* **Text segment**:
--- Start ---
I have the following code:
Clear["Global`*"];
u = 5;
\[Tau] = (1/2)*10^(-3);
c = 10^(-6);
r = 1000;
y = u*Sum[((1 - E^((-t + \[Tau] + 4 n \[Tau])/(c*r))) HeavisideTheta[
t - 4 n \[Tau]] HeavisideTheta[
t - \[Tau] - 4 n \[Tau]]) - ((1 - E^((-t + (3 + 4 n) \[Tau])/(
c*r))) HeavisideTheta[t - 4 n \[Tau]] HeavisideTheta[
t - (3 + 4 n) \[Tau]]), {n, 0, Infinity}];
If I plot (Plot[y,{t,0,15*10^(-3)},GridLines->{{(2*6+3)*\[Tau],(2*6+1)*\[Tau]},{y/.t->(2*6+3)*\[Tau],y/.t->(2*6+1)*\[Tau]}}]) the solution y, I get the following picture:
Now, we can see that the maximum and the minimum of the function $y(t)$ is found at the following times: $t=(2\text{k}+3)\tau$ and $t=(2\text{k}+1)\tau$ where $k\in\mathbb{N}$.
Question: I want to find the absolute difference between the maximum and minimum when $t\to\infty$.
--- End ---
* **Stated problem 1**: For the Mathematica post above, state whether each of these statements agrees with it: (a) The constant r is set to 1000. (b) The sum over n runs from 0 to 100. (c) The author wants the absolute difference between the maximum and minimum as t tends to infinity. Answer yes or no for each and quote the deciding words.
* **Stated problem 2**: Continue the Mathematica post from its last sentence.

* **Material**:
--- Start ---
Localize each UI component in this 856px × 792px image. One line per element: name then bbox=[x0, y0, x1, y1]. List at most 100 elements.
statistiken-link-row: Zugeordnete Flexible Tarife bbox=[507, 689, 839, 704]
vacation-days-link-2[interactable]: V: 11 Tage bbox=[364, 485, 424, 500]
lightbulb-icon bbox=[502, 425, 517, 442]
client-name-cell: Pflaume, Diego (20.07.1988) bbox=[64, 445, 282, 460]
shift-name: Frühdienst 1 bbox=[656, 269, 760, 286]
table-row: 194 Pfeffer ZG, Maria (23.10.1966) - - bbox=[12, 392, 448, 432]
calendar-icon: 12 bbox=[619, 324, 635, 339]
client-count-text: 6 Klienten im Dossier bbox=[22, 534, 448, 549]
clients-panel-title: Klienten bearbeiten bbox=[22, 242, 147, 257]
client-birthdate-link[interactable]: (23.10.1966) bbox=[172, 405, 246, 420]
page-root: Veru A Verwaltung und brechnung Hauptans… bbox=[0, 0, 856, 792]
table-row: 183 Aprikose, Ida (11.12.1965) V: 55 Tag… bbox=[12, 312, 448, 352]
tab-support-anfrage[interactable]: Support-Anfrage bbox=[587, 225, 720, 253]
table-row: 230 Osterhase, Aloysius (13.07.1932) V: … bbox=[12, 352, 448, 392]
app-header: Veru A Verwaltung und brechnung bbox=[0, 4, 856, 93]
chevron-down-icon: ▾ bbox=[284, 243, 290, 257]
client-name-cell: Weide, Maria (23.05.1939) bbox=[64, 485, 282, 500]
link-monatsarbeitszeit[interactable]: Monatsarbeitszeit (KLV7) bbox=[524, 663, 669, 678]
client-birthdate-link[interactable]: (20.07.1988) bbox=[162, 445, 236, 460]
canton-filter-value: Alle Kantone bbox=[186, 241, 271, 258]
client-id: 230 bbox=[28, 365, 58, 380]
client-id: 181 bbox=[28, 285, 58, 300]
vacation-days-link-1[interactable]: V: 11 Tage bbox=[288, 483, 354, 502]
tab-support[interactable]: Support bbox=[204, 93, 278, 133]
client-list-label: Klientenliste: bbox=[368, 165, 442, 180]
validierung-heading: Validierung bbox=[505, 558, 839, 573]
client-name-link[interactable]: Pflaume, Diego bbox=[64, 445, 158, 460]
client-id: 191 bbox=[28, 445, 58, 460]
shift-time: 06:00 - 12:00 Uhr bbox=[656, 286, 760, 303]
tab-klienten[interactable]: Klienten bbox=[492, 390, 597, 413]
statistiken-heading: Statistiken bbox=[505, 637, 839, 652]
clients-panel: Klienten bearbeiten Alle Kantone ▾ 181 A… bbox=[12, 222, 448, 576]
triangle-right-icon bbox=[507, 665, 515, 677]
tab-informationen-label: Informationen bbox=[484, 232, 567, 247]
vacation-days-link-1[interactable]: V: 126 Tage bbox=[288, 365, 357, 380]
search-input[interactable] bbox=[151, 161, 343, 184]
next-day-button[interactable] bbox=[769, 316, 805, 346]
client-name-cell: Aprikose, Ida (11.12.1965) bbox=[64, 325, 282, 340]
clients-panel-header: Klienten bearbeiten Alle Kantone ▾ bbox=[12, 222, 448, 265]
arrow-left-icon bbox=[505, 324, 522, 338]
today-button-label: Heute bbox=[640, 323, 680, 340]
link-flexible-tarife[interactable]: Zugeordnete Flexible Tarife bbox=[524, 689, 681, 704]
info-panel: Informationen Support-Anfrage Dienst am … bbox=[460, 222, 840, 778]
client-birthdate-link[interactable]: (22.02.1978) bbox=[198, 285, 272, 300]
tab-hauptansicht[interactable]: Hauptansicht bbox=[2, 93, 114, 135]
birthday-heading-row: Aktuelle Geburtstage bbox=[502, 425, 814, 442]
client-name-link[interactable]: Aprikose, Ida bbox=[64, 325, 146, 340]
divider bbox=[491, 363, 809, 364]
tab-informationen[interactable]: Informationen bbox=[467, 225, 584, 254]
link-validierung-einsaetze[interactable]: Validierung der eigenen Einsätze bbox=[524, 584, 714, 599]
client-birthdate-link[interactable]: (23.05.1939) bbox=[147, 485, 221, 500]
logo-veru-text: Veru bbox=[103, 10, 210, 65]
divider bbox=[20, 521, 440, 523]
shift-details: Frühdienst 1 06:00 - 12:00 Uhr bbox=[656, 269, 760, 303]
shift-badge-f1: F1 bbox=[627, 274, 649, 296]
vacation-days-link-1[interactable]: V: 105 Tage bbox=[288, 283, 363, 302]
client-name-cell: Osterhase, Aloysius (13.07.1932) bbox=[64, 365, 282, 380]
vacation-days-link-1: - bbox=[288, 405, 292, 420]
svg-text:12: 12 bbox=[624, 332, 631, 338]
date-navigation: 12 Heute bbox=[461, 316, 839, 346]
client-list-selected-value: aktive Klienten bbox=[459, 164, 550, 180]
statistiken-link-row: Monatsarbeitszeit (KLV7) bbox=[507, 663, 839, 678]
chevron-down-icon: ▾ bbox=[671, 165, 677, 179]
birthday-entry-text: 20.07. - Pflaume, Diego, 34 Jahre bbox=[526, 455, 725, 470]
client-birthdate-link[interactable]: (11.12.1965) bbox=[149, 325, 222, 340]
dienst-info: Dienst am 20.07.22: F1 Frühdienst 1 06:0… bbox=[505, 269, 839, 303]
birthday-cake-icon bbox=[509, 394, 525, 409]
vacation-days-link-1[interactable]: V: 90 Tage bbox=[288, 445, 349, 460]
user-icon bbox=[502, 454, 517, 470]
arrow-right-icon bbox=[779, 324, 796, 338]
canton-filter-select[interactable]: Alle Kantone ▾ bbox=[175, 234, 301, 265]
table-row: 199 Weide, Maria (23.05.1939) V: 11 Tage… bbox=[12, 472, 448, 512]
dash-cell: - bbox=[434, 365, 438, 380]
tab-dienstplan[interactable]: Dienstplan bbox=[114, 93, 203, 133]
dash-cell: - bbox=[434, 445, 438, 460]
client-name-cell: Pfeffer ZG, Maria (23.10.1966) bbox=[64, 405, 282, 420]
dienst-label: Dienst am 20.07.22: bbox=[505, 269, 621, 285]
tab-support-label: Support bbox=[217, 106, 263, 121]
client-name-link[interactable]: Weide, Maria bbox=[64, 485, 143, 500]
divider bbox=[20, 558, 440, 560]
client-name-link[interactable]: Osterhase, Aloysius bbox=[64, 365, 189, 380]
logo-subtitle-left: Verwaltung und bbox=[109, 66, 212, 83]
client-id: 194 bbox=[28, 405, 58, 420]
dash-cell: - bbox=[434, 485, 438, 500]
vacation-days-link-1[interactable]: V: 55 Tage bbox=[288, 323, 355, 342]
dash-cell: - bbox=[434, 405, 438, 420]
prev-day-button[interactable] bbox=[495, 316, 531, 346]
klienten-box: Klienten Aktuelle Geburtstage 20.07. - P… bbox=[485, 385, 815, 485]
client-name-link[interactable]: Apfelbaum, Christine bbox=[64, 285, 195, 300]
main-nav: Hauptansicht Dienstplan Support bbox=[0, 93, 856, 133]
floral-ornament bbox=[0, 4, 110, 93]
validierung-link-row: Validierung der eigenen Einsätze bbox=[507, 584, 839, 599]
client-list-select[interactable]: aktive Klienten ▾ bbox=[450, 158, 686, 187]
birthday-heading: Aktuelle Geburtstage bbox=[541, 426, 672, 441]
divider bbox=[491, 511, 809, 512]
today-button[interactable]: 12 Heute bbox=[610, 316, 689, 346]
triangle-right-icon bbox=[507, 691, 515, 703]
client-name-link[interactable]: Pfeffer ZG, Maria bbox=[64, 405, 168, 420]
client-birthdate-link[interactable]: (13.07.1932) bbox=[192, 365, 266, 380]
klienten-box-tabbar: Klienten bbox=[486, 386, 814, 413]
--- End ---
* **Written response 1**:
(a) Yes: "r = 1000;"
(b) No: "{n, 0, Infinity}"
(c) Yes: "I want to find the absolute difference between the maximum and minimum when $t\to\infty$."

* **Written response 2**:
My work:
Mathematically speaking, I want to find:
$$\lim_{\text{k}\to\infty}\left|\text{y}\left(\left(2\text{k}+3\right)\tau\right)-\text{y}\left(\left(2\text{k}+1\right)\tau\right)\right|\tag1$$
I know that the answer to the question must be:
$$\frac{5 (e-1)}{1+e}\approx2.31059\tag2$$
Coding this in Mathematica gave me:
In[1]:=FullSimplify[
Limit[Abs[(y /. t -> (2*k + 3)*\[Tau]) - (y /.
t -> (2*k + 1)*\[Tau])], k -> Infinity]]
Out[1]=Interval[{0, 20}]
Which is wrong. What is my mistake?